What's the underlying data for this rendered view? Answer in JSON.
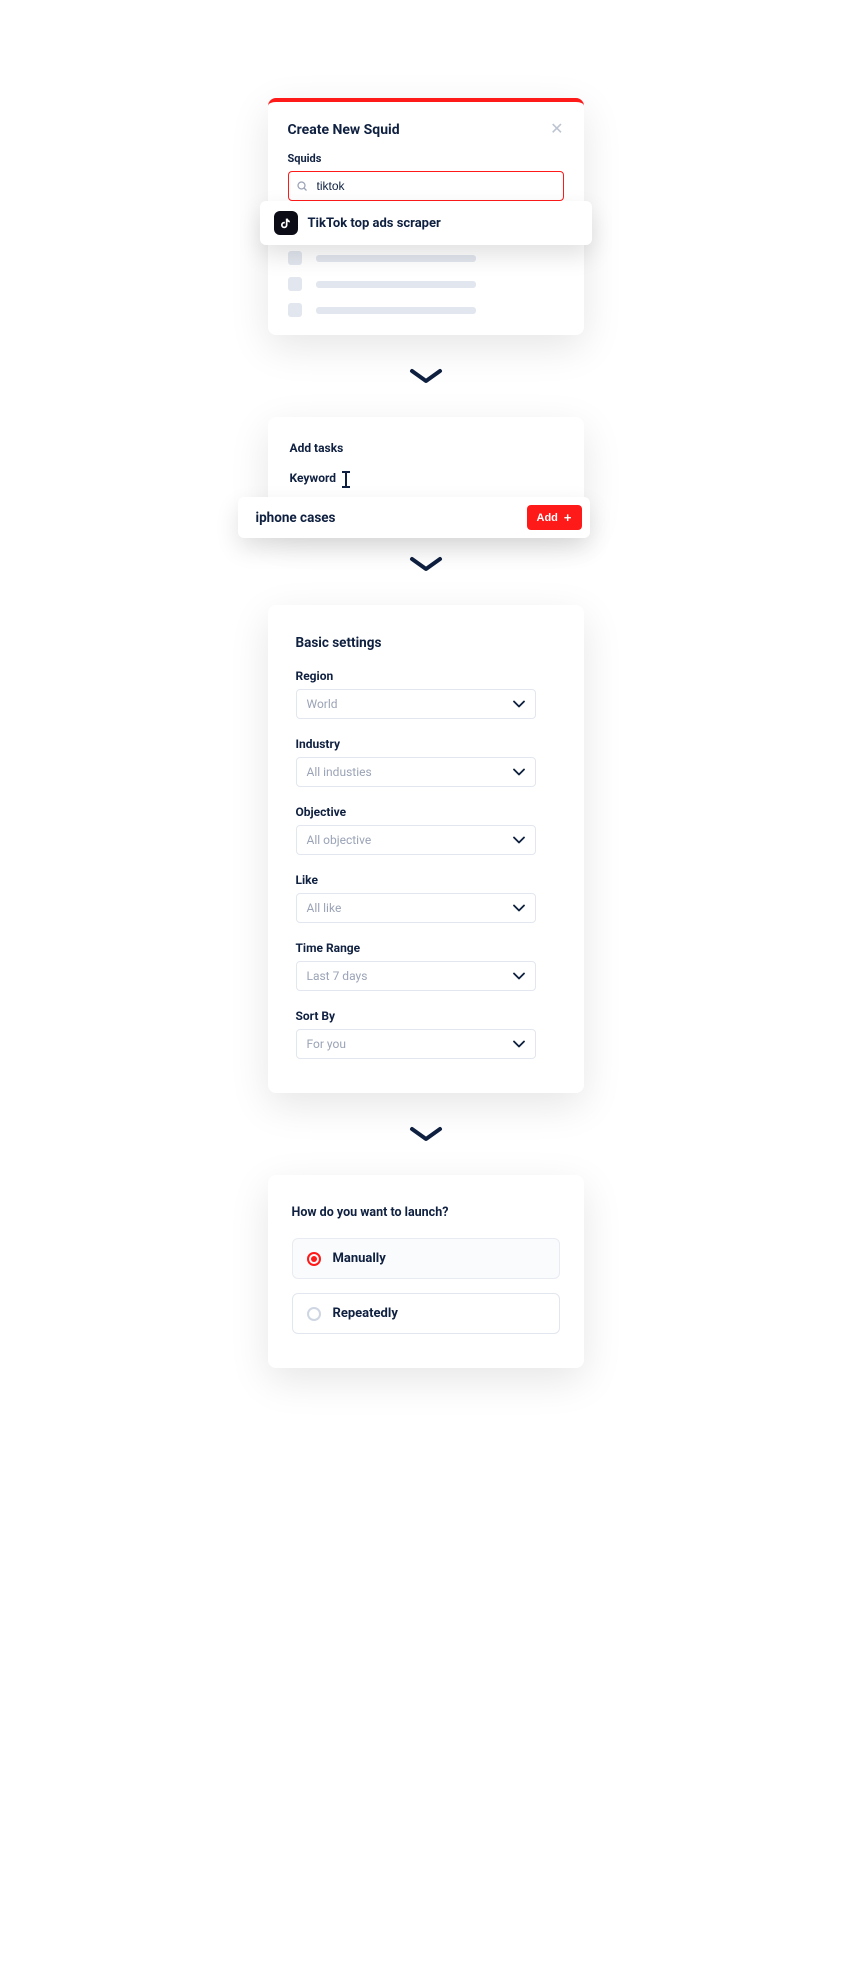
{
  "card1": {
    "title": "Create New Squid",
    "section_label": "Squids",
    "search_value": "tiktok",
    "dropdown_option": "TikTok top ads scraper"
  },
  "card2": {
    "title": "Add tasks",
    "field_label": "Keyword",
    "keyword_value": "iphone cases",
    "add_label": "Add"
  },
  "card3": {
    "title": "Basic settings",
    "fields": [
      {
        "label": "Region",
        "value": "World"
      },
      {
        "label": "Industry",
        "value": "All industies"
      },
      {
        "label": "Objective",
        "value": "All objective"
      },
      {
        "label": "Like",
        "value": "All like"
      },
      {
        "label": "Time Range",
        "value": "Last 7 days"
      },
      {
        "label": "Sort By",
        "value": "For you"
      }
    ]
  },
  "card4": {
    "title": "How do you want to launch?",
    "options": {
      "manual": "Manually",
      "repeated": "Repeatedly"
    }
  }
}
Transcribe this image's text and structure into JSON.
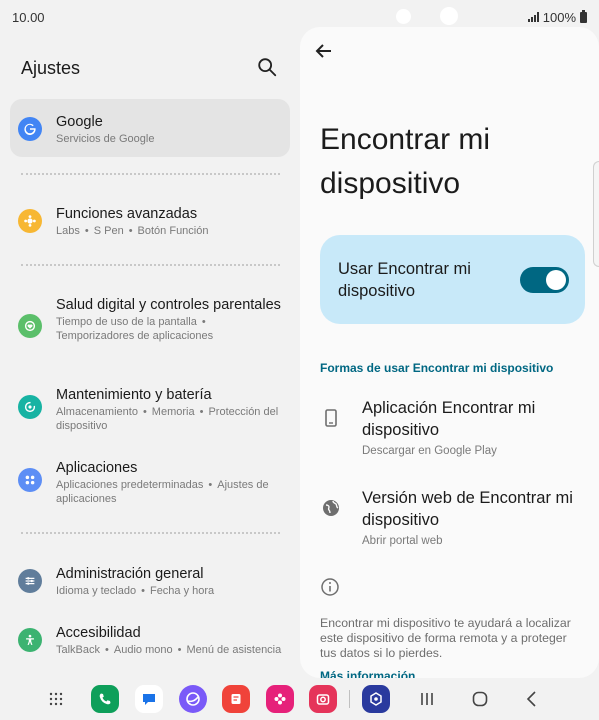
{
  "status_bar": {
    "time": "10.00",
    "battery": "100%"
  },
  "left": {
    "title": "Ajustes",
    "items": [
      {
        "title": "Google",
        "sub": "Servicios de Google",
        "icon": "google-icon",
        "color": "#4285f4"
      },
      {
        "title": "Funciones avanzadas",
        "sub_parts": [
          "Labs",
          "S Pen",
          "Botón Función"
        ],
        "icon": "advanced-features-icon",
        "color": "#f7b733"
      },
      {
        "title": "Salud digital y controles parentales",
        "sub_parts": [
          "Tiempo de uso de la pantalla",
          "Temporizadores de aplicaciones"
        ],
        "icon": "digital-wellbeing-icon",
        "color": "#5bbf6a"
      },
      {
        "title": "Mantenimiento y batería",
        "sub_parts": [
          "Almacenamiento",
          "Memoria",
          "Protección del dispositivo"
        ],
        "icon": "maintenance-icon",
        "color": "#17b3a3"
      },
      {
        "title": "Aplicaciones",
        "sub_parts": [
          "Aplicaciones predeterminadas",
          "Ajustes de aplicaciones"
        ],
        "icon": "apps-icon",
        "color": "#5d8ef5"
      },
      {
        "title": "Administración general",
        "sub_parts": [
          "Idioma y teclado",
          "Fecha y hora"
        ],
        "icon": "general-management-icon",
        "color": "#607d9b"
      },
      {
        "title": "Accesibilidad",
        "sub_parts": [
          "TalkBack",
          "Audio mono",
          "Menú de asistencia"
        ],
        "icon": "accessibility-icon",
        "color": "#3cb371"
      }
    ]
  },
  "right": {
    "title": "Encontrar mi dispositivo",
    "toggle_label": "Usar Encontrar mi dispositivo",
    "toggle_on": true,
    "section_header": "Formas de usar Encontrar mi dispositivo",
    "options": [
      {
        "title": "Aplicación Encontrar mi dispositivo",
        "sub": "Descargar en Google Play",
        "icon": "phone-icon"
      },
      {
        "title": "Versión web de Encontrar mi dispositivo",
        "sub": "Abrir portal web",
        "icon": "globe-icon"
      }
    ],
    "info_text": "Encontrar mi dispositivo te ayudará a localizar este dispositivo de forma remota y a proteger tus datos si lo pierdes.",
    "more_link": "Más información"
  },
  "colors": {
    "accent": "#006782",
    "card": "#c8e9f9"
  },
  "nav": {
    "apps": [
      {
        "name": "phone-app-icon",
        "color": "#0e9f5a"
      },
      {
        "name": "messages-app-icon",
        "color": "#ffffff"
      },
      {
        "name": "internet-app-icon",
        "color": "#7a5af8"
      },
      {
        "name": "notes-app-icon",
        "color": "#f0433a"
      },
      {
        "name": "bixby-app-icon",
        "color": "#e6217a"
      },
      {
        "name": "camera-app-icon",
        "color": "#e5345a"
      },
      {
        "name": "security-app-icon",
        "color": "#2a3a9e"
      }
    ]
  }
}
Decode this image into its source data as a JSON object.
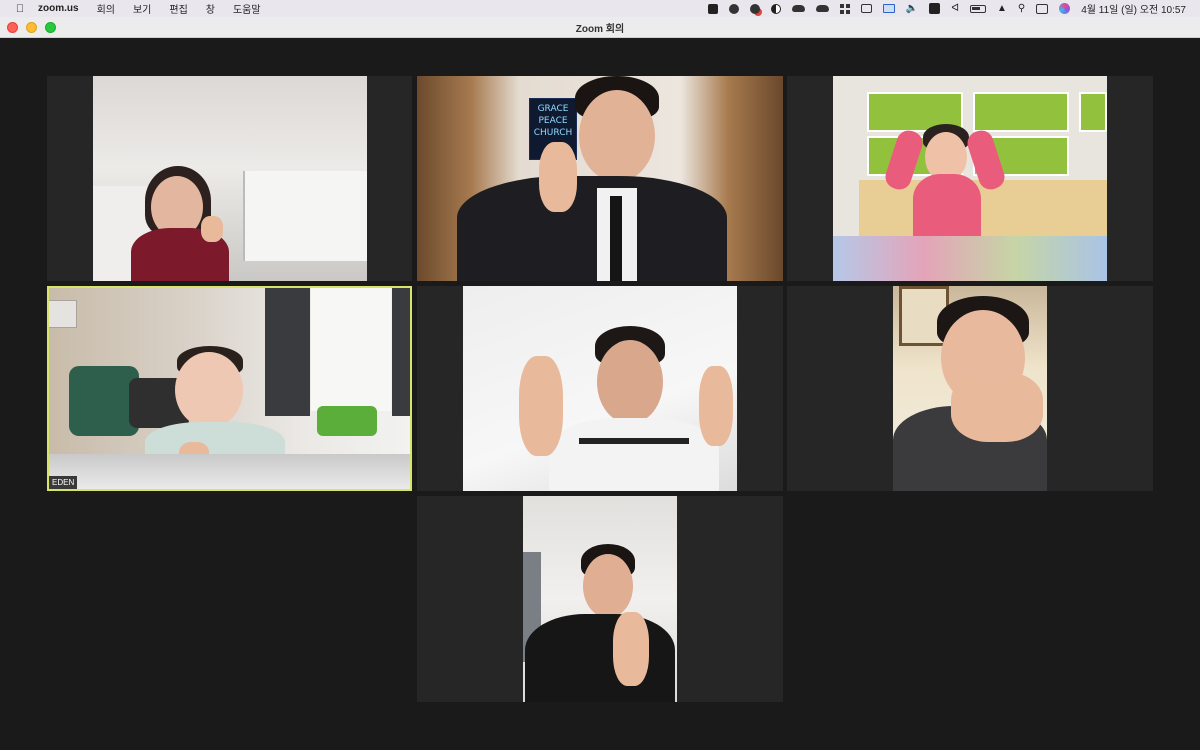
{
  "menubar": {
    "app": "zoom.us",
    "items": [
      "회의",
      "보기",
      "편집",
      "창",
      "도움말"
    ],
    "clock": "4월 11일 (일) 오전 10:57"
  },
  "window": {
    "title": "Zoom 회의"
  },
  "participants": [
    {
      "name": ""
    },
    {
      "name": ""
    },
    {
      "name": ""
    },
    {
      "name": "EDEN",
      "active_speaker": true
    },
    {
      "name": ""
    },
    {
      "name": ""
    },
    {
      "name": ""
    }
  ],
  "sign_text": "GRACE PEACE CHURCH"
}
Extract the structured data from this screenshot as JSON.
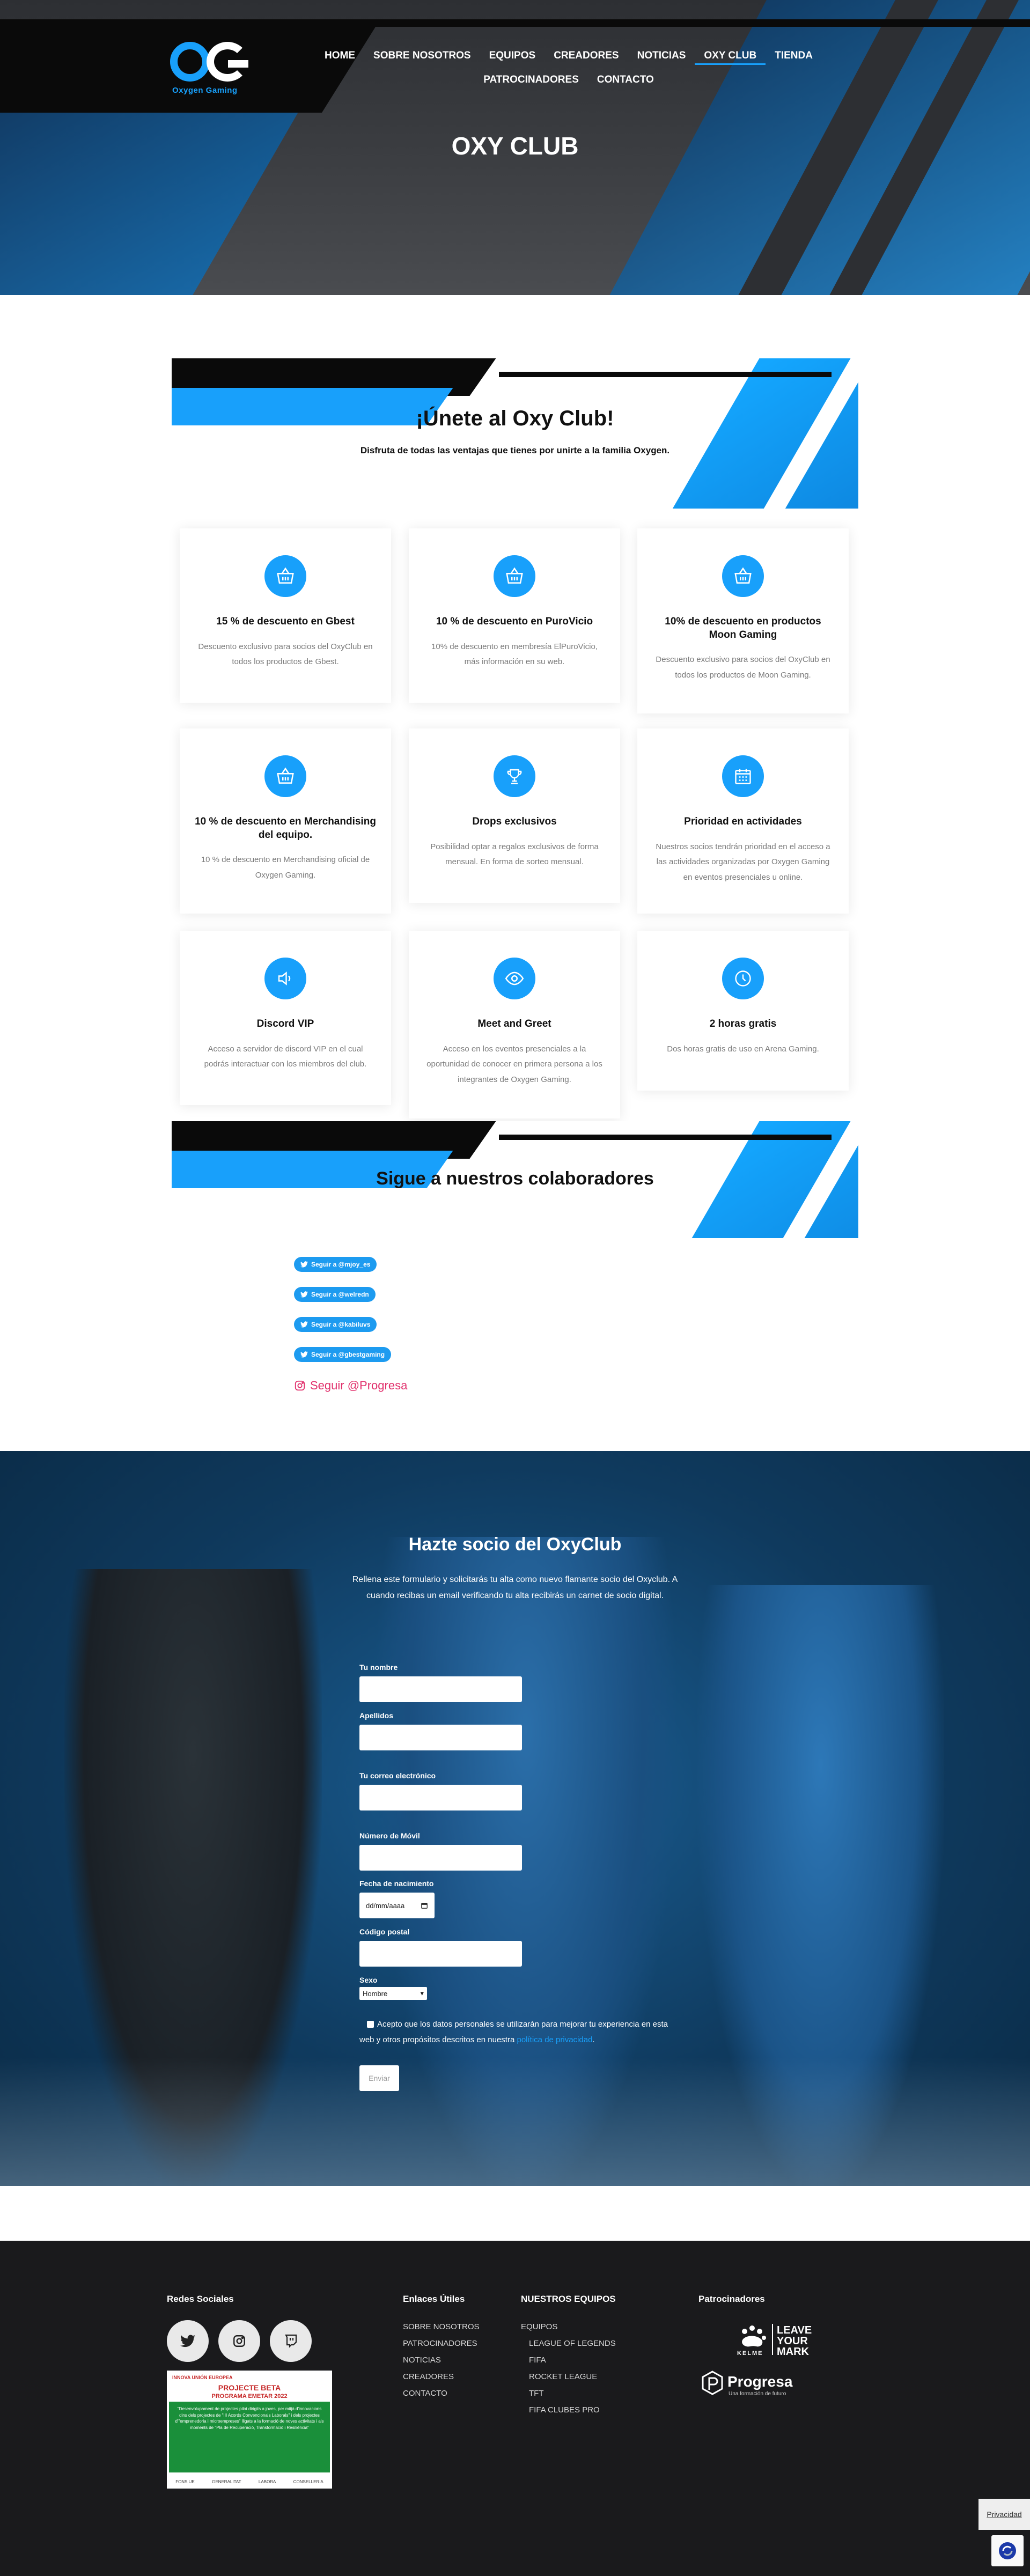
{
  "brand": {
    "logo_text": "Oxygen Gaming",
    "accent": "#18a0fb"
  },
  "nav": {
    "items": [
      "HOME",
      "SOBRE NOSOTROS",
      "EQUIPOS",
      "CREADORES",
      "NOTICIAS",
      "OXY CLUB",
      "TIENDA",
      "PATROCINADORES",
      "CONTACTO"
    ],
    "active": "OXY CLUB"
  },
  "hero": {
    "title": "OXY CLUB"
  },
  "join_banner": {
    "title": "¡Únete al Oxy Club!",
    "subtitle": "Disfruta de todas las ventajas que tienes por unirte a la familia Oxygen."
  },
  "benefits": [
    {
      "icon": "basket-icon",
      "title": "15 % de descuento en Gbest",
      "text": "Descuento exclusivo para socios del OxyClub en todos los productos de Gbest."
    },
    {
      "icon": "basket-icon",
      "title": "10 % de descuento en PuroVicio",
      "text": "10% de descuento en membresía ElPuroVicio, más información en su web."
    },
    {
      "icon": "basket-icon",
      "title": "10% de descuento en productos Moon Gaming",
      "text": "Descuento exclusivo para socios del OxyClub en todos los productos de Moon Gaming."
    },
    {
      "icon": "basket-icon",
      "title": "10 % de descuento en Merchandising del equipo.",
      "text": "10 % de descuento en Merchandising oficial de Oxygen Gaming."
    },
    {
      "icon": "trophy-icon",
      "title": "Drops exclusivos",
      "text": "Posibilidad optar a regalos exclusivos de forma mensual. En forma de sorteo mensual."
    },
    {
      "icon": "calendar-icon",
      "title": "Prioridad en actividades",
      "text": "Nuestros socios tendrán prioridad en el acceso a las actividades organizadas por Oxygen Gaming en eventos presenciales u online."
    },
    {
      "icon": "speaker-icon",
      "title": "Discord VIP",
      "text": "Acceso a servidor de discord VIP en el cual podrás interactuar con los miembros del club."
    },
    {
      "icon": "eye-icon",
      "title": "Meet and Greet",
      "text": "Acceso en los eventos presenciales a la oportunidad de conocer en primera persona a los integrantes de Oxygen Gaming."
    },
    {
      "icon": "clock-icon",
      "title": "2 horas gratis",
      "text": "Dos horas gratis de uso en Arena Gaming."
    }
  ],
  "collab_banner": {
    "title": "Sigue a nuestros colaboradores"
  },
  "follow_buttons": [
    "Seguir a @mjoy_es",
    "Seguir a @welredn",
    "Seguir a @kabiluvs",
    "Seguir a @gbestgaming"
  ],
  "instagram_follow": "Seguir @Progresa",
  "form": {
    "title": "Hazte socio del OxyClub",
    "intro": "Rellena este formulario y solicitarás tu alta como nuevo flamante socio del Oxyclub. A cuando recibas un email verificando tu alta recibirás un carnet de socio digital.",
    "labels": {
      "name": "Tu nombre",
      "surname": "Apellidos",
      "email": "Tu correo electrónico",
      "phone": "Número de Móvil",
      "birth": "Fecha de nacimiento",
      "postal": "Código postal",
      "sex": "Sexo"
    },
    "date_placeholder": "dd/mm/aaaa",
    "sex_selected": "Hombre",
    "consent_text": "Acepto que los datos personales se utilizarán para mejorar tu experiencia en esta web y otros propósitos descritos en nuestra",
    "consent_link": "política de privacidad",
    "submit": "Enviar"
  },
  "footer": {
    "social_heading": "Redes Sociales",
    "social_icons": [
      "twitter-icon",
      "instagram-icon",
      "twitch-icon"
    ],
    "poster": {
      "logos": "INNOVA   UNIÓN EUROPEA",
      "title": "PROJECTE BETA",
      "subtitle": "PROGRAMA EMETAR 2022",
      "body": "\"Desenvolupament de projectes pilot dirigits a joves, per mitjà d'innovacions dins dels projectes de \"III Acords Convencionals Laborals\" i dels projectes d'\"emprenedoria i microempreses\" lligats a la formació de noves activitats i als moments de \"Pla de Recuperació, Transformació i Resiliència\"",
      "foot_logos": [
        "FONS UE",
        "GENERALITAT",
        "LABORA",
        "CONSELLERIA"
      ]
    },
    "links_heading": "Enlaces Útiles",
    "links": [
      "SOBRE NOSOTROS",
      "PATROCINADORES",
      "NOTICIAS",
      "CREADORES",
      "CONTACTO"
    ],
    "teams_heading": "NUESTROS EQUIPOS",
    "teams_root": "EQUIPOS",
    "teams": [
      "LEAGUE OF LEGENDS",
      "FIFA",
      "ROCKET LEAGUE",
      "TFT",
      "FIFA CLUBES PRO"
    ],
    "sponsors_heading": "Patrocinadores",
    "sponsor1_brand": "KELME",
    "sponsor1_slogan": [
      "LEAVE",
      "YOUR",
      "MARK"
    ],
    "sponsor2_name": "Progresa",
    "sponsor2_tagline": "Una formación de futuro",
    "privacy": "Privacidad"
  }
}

--------

WORK TO DO: Reproduce each line holding the word "EQUIPOS".

TASK RESULT:
      "EQUIPOS",
    "teams_heading": "NUESTROS EQUIPOS",
    "teams_root": "EQUIPOS",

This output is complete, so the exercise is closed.